··· Exercise materials

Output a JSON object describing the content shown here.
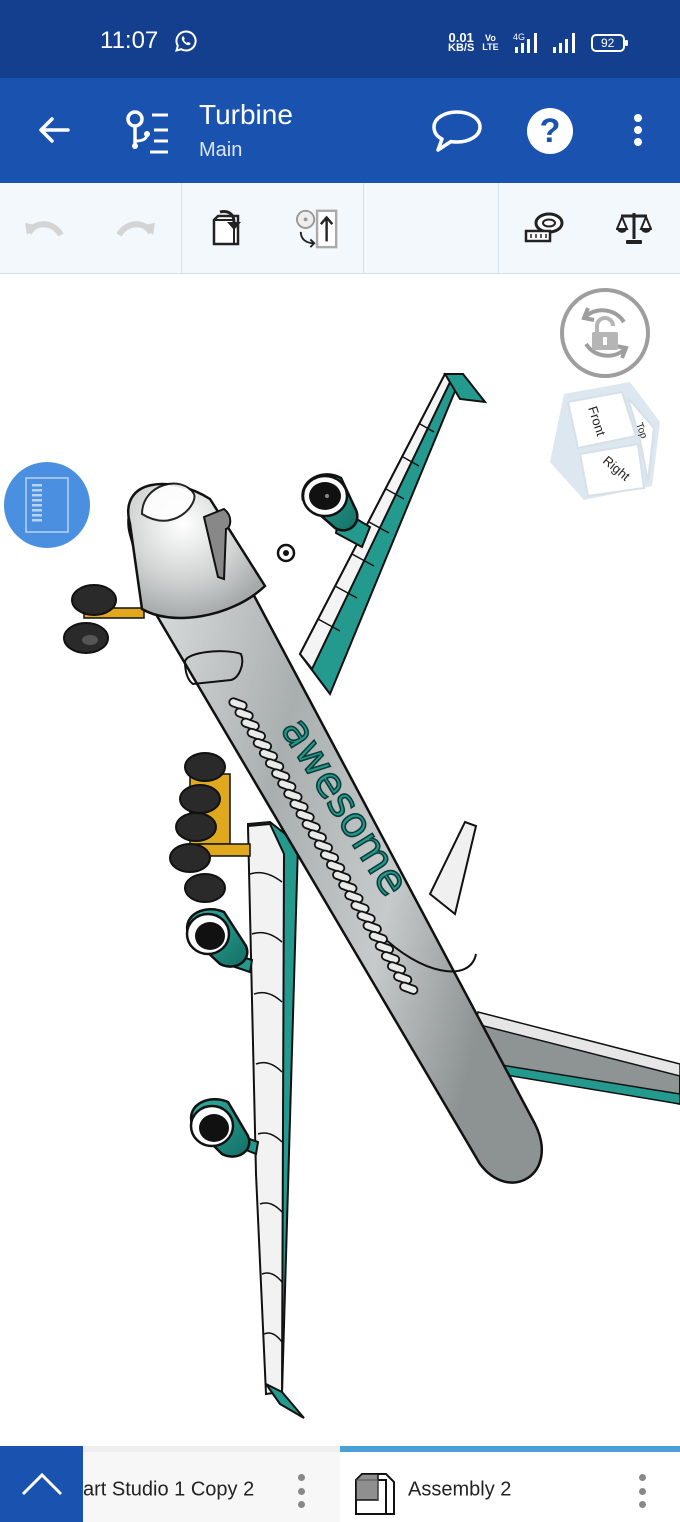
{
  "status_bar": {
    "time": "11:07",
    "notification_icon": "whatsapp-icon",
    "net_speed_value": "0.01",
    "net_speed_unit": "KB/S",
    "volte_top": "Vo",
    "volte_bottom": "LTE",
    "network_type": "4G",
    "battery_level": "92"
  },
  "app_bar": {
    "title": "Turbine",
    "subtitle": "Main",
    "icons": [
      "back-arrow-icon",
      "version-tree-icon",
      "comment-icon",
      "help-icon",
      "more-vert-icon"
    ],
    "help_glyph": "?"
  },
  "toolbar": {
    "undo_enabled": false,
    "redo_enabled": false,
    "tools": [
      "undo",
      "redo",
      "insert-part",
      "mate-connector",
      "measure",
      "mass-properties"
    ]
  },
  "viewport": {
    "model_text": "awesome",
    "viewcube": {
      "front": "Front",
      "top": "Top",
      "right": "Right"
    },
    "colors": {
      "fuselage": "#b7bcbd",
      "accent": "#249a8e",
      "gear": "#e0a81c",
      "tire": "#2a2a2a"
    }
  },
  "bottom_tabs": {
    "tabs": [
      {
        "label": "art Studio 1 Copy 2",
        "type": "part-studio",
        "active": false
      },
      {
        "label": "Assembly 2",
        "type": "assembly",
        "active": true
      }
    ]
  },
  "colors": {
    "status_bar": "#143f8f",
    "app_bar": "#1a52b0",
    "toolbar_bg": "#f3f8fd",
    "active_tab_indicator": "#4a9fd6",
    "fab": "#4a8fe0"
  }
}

······

◆ **Given problem**: Copy the listing in full and without alteration, omitting every picture.

◆ **Solution to this task**:
Output a JSON object describing the content shown here.
{
  "status_bar": {
    "time": "11:07",
    "notification_icon": "whatsapp-icon",
    "net_speed_value": "0.01",
    "net_speed_unit": "KB/S",
    "volte_top": "Vo",
    "volte_bottom": "LTE",
    "network_type": "4G",
    "battery_level": "92"
  },
  "app_bar": {
    "title": "Turbine",
    "subtitle": "Main",
    "icons": [
      "back-arrow-icon",
      "version-tree-icon",
      "comment-icon",
      "help-icon",
      "more-vert-icon"
    ],
    "help_glyph": "?"
  },
  "toolbar": {
    "undo_enabled": false,
    "redo_enabled": false,
    "tools": [
      "undo",
      "redo",
      "insert-part",
      "mate-connector",
      "measure",
      "mass-properties"
    ]
  },
  "viewport": {
    "model_text": "awesome",
    "viewcube": {
      "front": "Front",
      "top": "Top",
      "right": "Right"
    },
    "colors": {
      "fuselage": "#b7bcbd",
      "accent": "#249a8e",
      "gear": "#e0a81c",
      "tire": "#2a2a2a"
    }
  },
  "bottom_tabs": {
    "tabs": [
      {
        "label": "art Studio 1 Copy 2",
        "type": "part-studio",
        "active": false
      },
      {
        "label": "Assembly 2",
        "type": "assembly",
        "active": true
      }
    ]
  },
  "colors": {
    "status_bar": "#143f8f",
    "app_bar": "#1a52b0",
    "toolbar_bg": "#f3f8fd",
    "active_tab_indicator": "#4a9fd6",
    "fab": "#4a8fe0"
  }
}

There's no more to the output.